Your task ▸ Every line containing the word "None" needs to be found and copied.

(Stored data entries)
=====

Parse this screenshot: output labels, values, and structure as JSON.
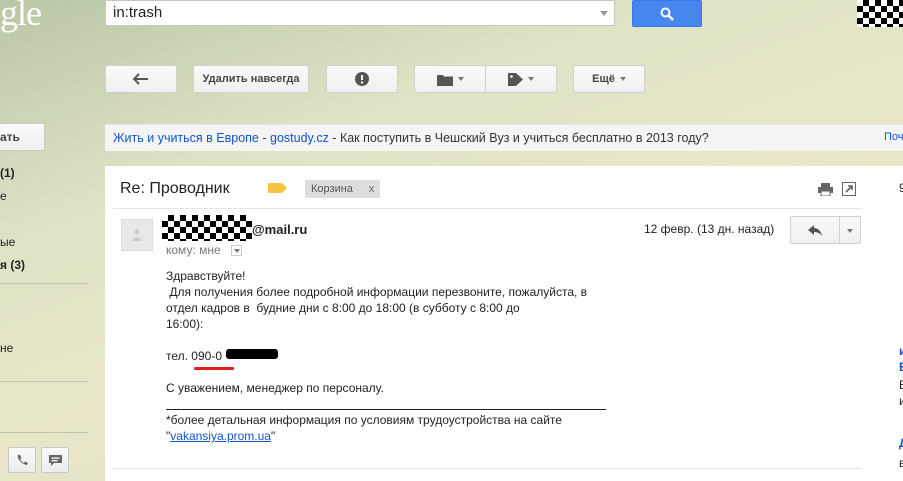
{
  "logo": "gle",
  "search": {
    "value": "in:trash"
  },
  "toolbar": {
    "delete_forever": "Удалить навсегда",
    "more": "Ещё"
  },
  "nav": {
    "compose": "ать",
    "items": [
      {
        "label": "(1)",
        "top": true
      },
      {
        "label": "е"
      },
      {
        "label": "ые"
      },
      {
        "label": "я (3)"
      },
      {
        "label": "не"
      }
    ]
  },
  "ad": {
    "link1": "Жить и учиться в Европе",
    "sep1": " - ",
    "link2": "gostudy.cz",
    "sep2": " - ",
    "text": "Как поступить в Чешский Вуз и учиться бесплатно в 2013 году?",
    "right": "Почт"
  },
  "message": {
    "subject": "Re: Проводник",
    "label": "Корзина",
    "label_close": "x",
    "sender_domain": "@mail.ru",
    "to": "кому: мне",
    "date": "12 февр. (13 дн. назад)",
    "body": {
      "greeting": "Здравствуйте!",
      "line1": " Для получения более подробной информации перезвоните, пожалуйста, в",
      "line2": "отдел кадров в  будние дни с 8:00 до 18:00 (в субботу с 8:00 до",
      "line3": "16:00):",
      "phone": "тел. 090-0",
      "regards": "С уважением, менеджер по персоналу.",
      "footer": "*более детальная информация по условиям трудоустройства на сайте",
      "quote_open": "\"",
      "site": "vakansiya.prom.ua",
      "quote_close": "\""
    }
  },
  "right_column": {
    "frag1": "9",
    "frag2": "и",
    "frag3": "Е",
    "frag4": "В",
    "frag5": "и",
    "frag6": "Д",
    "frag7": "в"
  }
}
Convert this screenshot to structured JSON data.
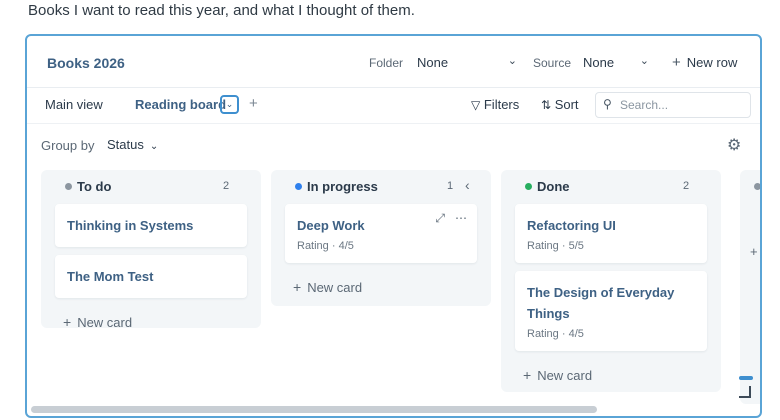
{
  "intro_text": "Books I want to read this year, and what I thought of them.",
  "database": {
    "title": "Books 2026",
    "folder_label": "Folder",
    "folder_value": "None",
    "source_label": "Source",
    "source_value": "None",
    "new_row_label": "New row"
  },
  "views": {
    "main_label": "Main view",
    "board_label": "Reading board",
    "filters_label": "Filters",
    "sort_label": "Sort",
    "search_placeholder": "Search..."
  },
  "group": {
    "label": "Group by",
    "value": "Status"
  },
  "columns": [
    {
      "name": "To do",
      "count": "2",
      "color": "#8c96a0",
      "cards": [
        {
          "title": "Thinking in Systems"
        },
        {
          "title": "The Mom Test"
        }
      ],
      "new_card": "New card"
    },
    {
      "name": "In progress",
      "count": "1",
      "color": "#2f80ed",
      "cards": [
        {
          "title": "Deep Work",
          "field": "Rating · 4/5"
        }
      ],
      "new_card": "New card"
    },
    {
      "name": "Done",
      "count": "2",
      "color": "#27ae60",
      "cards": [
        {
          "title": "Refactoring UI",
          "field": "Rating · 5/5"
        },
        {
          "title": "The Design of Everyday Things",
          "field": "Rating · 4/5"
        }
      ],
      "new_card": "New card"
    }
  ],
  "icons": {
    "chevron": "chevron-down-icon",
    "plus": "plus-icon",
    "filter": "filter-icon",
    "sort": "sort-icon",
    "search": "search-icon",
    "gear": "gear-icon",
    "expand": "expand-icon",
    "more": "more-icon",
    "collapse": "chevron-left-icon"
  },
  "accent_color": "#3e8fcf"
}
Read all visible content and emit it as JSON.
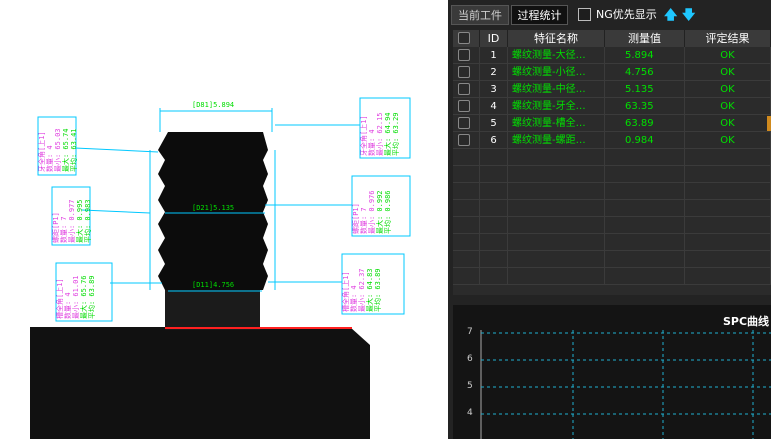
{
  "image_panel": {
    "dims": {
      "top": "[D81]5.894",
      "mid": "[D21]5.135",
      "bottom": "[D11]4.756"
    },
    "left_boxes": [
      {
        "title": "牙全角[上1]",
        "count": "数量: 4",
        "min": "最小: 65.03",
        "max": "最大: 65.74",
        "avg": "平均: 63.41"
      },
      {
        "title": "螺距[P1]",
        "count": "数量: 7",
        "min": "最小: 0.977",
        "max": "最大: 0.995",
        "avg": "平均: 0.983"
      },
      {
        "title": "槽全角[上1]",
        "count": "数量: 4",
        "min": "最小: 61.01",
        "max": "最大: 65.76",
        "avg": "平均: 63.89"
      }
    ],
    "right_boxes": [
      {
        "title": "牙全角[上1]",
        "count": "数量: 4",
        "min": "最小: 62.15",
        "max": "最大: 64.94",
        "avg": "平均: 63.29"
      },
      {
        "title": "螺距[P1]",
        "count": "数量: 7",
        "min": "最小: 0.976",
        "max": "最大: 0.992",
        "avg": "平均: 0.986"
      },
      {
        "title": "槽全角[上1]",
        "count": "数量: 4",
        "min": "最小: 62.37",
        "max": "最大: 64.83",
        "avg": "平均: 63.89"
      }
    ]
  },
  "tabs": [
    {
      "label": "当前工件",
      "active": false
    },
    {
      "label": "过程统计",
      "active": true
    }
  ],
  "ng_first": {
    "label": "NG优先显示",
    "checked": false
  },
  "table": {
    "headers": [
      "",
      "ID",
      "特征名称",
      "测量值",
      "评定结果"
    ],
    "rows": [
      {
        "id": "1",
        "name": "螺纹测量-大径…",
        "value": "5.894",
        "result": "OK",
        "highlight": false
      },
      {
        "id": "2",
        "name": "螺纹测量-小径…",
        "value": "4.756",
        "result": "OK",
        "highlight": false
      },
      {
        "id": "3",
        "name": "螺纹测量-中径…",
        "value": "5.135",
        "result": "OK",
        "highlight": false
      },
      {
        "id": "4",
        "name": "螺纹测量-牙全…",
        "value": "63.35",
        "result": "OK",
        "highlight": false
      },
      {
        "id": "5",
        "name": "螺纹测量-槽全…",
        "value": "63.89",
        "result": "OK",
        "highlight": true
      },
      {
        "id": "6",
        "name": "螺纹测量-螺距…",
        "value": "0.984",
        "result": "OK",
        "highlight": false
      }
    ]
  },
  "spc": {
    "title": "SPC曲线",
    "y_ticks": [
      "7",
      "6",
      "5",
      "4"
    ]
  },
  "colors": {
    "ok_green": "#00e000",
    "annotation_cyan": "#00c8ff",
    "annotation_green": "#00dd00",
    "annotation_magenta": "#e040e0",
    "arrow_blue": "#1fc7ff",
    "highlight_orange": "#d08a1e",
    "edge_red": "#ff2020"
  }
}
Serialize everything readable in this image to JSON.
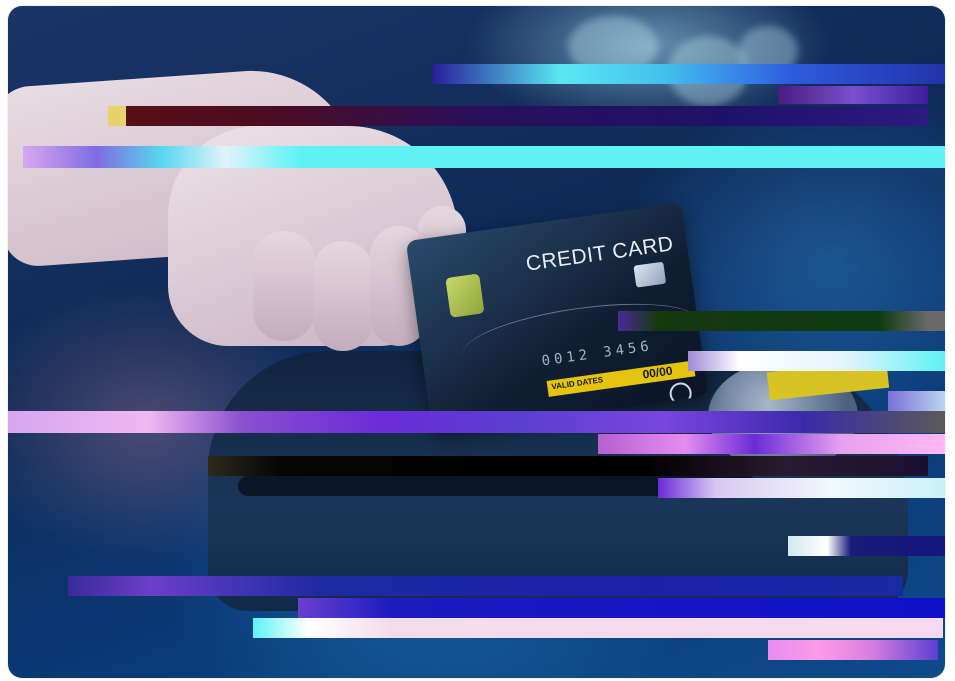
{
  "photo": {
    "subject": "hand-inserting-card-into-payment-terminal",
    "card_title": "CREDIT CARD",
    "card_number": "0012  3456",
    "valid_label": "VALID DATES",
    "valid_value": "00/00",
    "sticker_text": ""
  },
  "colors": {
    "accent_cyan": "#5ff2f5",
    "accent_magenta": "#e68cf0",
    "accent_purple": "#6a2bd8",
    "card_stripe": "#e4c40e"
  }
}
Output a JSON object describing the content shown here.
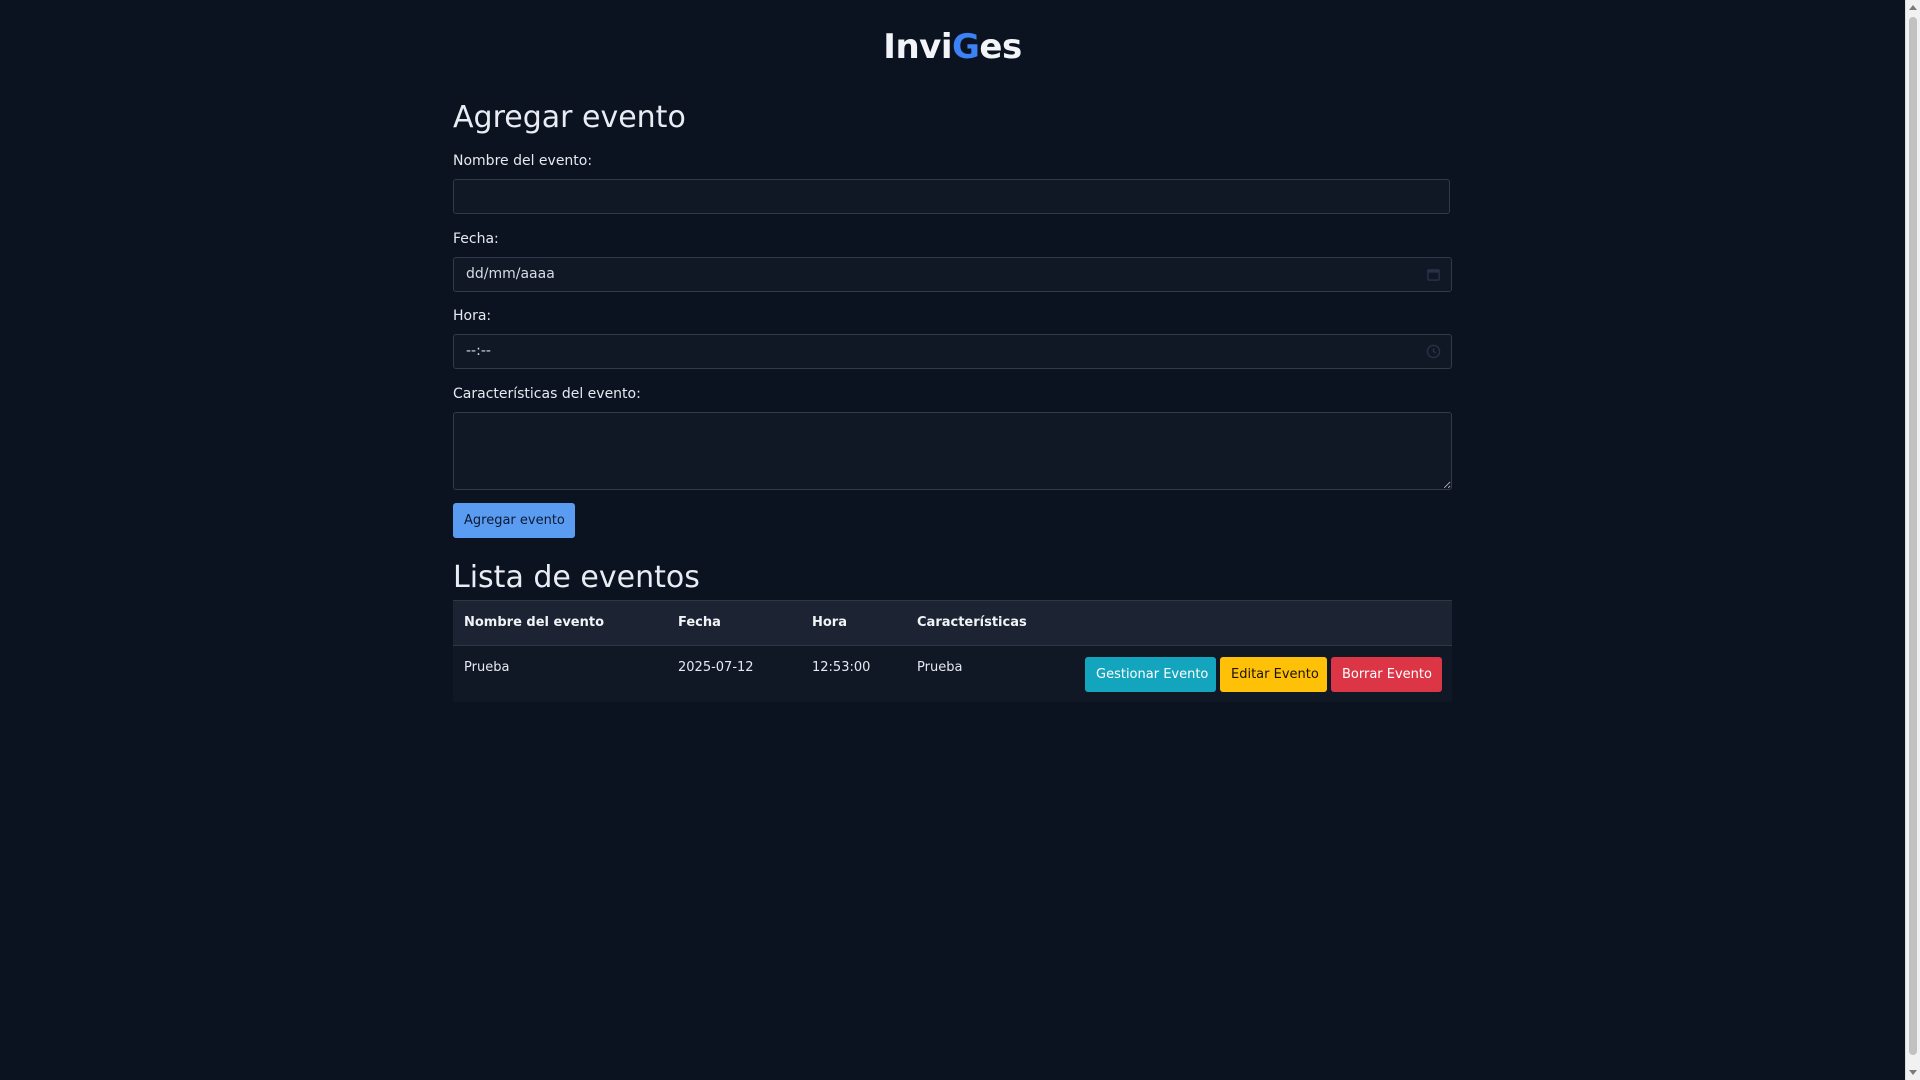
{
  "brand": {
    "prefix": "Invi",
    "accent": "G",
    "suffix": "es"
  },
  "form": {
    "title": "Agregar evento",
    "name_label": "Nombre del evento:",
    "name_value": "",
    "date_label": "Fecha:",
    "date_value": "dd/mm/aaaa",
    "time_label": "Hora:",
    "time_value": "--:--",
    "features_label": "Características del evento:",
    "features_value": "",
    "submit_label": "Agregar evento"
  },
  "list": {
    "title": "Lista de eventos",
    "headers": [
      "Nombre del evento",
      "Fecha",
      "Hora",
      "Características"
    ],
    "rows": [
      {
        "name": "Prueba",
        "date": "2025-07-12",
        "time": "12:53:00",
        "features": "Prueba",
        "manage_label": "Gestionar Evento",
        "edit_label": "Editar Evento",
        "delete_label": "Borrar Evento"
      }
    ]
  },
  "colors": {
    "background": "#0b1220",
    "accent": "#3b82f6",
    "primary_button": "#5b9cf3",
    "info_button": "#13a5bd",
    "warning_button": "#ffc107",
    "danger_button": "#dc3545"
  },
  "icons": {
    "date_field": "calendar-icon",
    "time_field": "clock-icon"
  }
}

=====

Expected output ▸
    "folder_value": "None",
    "source_value": "None",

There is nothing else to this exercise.